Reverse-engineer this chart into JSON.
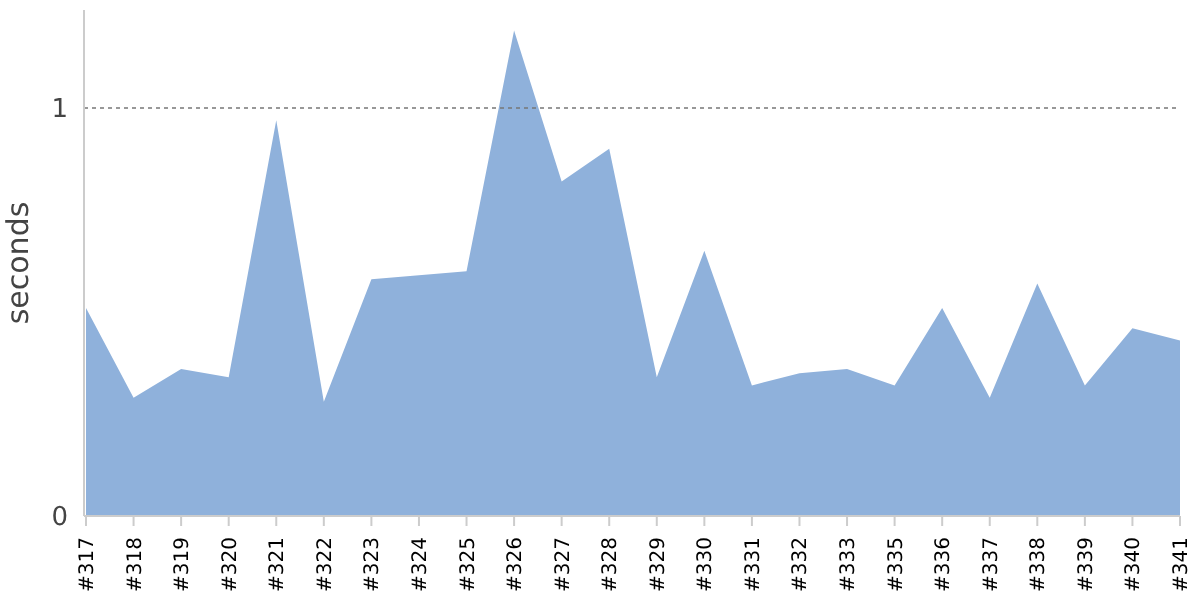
{
  "chart_data": {
    "type": "area",
    "ylabel": "seconds",
    "categories": [
      "#317",
      "#318",
      "#319",
      "#320",
      "#321",
      "#322",
      "#323",
      "#324",
      "#325",
      "#326",
      "#327",
      "#328",
      "#329",
      "#330",
      "#331",
      "#332",
      "#333",
      "#335",
      "#336",
      "#337",
      "#338",
      "#339",
      "#340",
      "#341"
    ],
    "series": [
      {
        "color": "#8fb1db",
        "values": [
          0.51,
          0.29,
          0.36,
          0.34,
          0.97,
          0.28,
          0.58,
          0.59,
          0.6,
          1.19,
          0.82,
          0.9,
          0.34,
          0.65,
          0.32,
          0.35,
          0.36,
          0.32,
          0.51,
          0.29,
          0.57,
          0.32,
          0.46,
          0.43
        ]
      }
    ],
    "ylim": [
      0,
      1.24
    ],
    "yticks": [
      0,
      1
    ],
    "grid": "y"
  }
}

________

### Objective
Retype the whole listing, keeping every line identical and omitting all pictures.

### Expected answer
Reverse-engineer this chart into JSON.
{
  "chart_data": {
    "type": "area",
    "ylabel": "seconds",
    "categories": [
      "#317",
      "#318",
      "#319",
      "#320",
      "#321",
      "#322",
      "#323",
      "#324",
      "#325",
      "#326",
      "#327",
      "#328",
      "#329",
      "#330",
      "#331",
      "#332",
      "#333",
      "#335",
      "#336",
      "#337",
      "#338",
      "#339",
      "#340",
      "#341"
    ],
    "series": [
      {
        "color": "#8fb1db",
        "values": [
          0.51,
          0.29,
          0.36,
          0.34,
          0.97,
          0.28,
          0.58,
          0.59,
          0.6,
          1.19,
          0.82,
          0.9,
          0.34,
          0.65,
          0.32,
          0.35,
          0.36,
          0.32,
          0.51,
          0.29,
          0.57,
          0.32,
          0.46,
          0.43
        ]
      }
    ],
    "ylim": [
      0,
      1.24
    ],
    "yticks": [
      0,
      1
    ],
    "grid": "y"
  }
}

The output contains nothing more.